Con demasiada frecuencia olvidamos los hechos
históricos del pasado y rechazamos las enseñanzas que de ellos deberíamos
extraer. Especialmente los desgraciados esconden en sus páginas trágicas
consecuencias que son infinitamente
valiosas. Pero es cierto que volvemos a caer en la misma piedra donde antes
nuestros antecesores tropezaron y se dieron de bruces. Somos tan fatuos que
tendemos a creer en que a nosotros no va a ocurrirnos igual.
El problema económico actual es tan antiguo
como el hombre mismo y a pesar de los hechos terribles que muchos propiciaron,
en época de bonanza nadie quiere (ni estados ni ciudadanos) oír hablar de
restringir gastos, imitar a la inteligentes hormiga en su sabia idea de
prevención y no actuar como chicharras dislocadas que es lo que hemos hecho. En
el momento en el que los mercados funcionan entramos en el frenesí del
consumismo con idéntica ansiedad que el niño ante el helado de chocolate. A
veces me entra la duda de si en verdad pertenecemos, como nos han dicho, al
calificativo de “sapiens”.
Tal vez aún estemos a tiempo ahora de dedicar
unos minutos en reflexionar si de la tan cacareada crisis podemos sacar algo
positivo. Algo que no se traducirá, por supuesto materialmente en nada, pues
por ahí van precisamente los tiros; por el exceso de materialidad acumulada de
muy diferentes maneras. Casas, coches, joyas, juguetes, vestidos, adornos,
aparatos diversos…hasta un etc larguísimo. De todo ello hemos tenido tanto que
el hastío llegó a preguntarnos si no existirían novedades que también
pudiésemos comprar. Por desgracia las drogas y el exceso de alcohol entraron ahí.
Existe una lectura distinta para tiempos como
los de hoy que no nos vendría mal tener en cuenta. Basta con echar una leve
mirada hacia atrás.

◆ Objetivo 1
Según el texto sobre la crisis, ¿qué entró cuando el hastío nos llevó a preguntarnos por novedades que también pudiésemos comprar?

◆ Listado
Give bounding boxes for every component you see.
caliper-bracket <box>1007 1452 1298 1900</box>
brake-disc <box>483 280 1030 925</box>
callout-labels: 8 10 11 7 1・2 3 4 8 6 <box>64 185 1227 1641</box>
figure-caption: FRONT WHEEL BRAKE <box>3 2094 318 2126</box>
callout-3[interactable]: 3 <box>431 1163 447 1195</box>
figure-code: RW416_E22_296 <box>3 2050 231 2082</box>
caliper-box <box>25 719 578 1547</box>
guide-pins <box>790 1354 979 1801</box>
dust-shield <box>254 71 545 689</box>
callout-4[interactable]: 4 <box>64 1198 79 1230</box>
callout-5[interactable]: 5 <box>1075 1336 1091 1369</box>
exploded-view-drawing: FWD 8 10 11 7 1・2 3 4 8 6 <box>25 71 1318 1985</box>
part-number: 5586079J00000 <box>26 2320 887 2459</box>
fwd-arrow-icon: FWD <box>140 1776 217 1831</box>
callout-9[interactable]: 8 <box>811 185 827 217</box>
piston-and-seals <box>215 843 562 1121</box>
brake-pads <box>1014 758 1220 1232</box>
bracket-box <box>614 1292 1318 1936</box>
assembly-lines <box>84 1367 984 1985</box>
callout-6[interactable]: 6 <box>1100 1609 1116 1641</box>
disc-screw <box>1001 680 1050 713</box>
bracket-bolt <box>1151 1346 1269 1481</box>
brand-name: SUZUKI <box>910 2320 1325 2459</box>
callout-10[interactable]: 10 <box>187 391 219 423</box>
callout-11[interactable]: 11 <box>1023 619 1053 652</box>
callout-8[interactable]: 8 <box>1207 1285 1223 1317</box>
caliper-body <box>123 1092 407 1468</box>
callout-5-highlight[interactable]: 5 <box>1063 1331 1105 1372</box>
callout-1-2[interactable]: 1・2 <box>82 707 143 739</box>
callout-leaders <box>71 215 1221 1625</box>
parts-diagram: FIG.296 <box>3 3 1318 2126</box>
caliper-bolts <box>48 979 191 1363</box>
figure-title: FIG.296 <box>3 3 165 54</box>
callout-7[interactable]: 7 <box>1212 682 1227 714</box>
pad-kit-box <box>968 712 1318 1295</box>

◆ Objetivo 2
Reproduce sin cambios el tramo de los registros que comienza con su primera línea y termina con la línea que contiene "figure-code: RW416_E22_296 <box>3", incluidos ambos extremos.

◆ Resultado 1
Las drogas y el exceso de alcohol.

◆ Resultado 2
Give bounding boxes for every component you see.
caliper-bracket <box>1007 1452 1298 1900</box>
brake-disc <box>483 280 1030 925</box>
callout-labels: 8 10 11 7 1・2 3 4 8 6 <box>64 185 1227 1641</box>
figure-caption: FRONT WHEEL BRAKE <box>3 2094 318 2126</box>
callout-3[interactable]: 3 <box>431 1163 447 1195</box>
figure-code: RW416_E22_296 <box>3 2050 231 2082</box>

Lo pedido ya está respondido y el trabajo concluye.